**Objectif**
Prolongez le texte sur l'implantation des Français au Viêtnam en reprenant juste après sa dernière phrase.

Initiée par des missionnaires et poursuivie par des commerçants et des militaires, l’implantation des Français au Viêtnam se fit au coup par coup, Jusqu’au XIXe siècle, ils révèlent des Indes et de la Chine. Faute de mieux, une fois installés sur la vieille terre du Dai Viet, ils le baptisent Indochine.
Conquête du Tonkin : Siège de Tuyên Quang contre les Chinois
La très longue histoire du Viêtnam se confond pendant des siècles avec celle de la Chine. Venus du sud de cet empire à la fin du IIIe siècle avant J.C, les premières populations Viêt s’installent au nord de l’actuel Viêtnam et n’auront de cesse de se libérer de la tutelle du puissant voisin. Ainsi, le premier millénaire est-il marqué par des batailles légendaires entre Vietnamiens et chinois, période qui voit émerger des grandes dynasties en même temps que ce constitue un réel sentiment national. Une fois leur pouvoir établi et reconnu par des liens de vassalité avec la Chine, les souverains du Pays Viêt entreprennent l’occupation progressive de toute la péninsule, une marche vers le sud connue sous le nom de Nam Tien.
Missionnaire
C’est donc à un royaume marqué par ses victoires contre la Chine, doté d’un pouvoir central, d’une administration territoriale, d’une législation reconnue et d’un mode d’enseignement fondé sur des valeurs culturelles partagées, que les missionnaires et bientôt, les conquérants français, entendent apporter les bienfaits de leur civilisation.

**Contenu des données**
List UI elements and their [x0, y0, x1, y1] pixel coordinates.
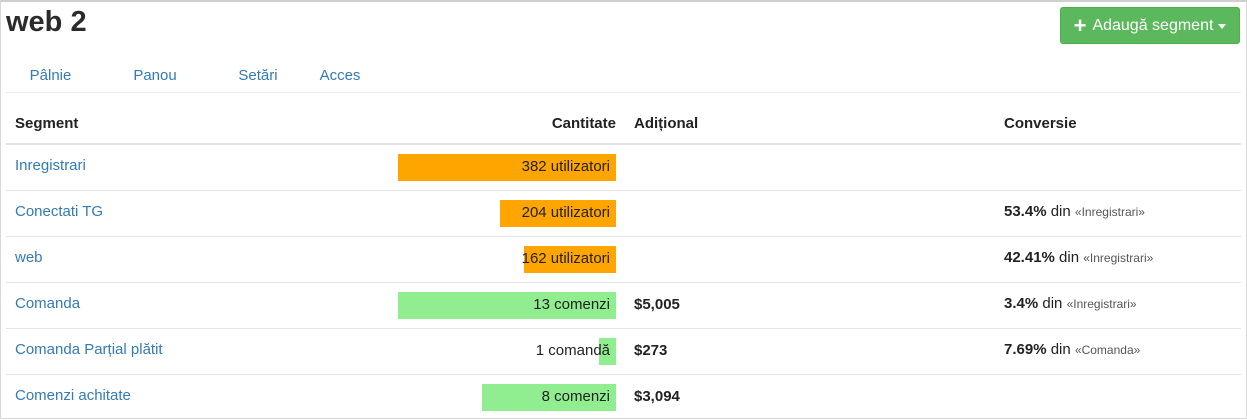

**Réponse**
Ainsi débute l’aventure des Jésuites au Viêtnam qui, chassés du Japon à partir de 1612, cherchent d’autres terrains de mission en Asie. Caché à bord des rares navires portugais qui commercent avec le royaume d’An Nam, quelques prêtres, débarquent en Cochinchine, puis au Tonkin. Imprégnées des vieux principes confucéens, les autorités mandarinales tolèrent localement leur apostolat, mais de plus en plus inquiètes devant les milliers de conversions qu’il suscite, elles décident, vers 1628, de les expulser. Parmi eux, Alexandre de Rhodes. Très actif il a créé le quôc-ngu, alphabet romanisé et phonétique de la langue vietnamienne, jusqu’alors fondée sur les idéogrammes chinois. En 1649, il vient plaider, à Rome, pour l’envoi dans ces pays d’évêques qui auraient la charge de promouvoir un clergé indigène, capable de survivre aux persécutions. La papauté, qui cherche à se libérer du vieux monopole de l’Espagne et du Portugal sur les missions le dirige vers la France ou de nombreuses associations entendent participer à l’œuvre missionnaire. Une action qui finit par porter ses fruits avec la fondation, en 1658, du séminaire des Missions étrangères de Paris, dont les trois premiers vicaires apostoliques parviennent à s’implanter dans ce qu’on désigne alors comme la Cochinchine et le Tonkin.
Le gouverneur (Tong Doc) d’Hanoï et sa suite vers 1884
Forts des dizaines de milliers de communautés qu’ils animent, les prêtres vont, à peu à peu participer à la vie politique et économique. Ainsi en 1787, Pigneaux de Béhaine, vicaire de Cochinchine, soutient le prince Nguyen Anh, de la dynastie des Nguyen, dans les combats qui l’opposent aux rebelles Tay Son. Un traité est même signé avec Loui XVI et une aide militaire accordée. La Révolution française enterrera ces relations diplomatiques; Celle-ci aura pourtant permis à Nguyen Anh de monter sur le trône impérial sous le nom de Gia Long, en 1802. Après avoir reconquis les provinces du Centre et du Nord, ce dernier proclame l’avènement du Viêtnam. Il édicte, en 1815, un code qui servira de fondement politique et juridique à ses successeurs, lesquels supporteront de moins en moins le rôle que prétendent jouet les missionnaires français. Face à la pénétration occidentale en Asie, en particulier des Anglais en Inde puis en Chine, les différents souverains vietnamiens se rapprochent de leur suzerain chinois et ordonnent la persécution des catholiques. Un édit de 1836 décrète La mise à mort de tous prêtres européens capturé à l’intérieur du pays.
Affiche patriotique 1885
Consolidés dans leur foi par la perspective du martyre et soutenus par un renouveau certain de l’Église en Europe, les chrétiens lancent des appels de plus en plus pressants à la France. Malgré la réticence des gouvernements. Ils vont finir par éveiller l’intérêt des escadres navales qui sillonnent au large des côtes d’Asie et, à partir de 1852, l’attention de l’impératrice Eugénie, épouse de l’empereur Napoléon III et protectrice des missions.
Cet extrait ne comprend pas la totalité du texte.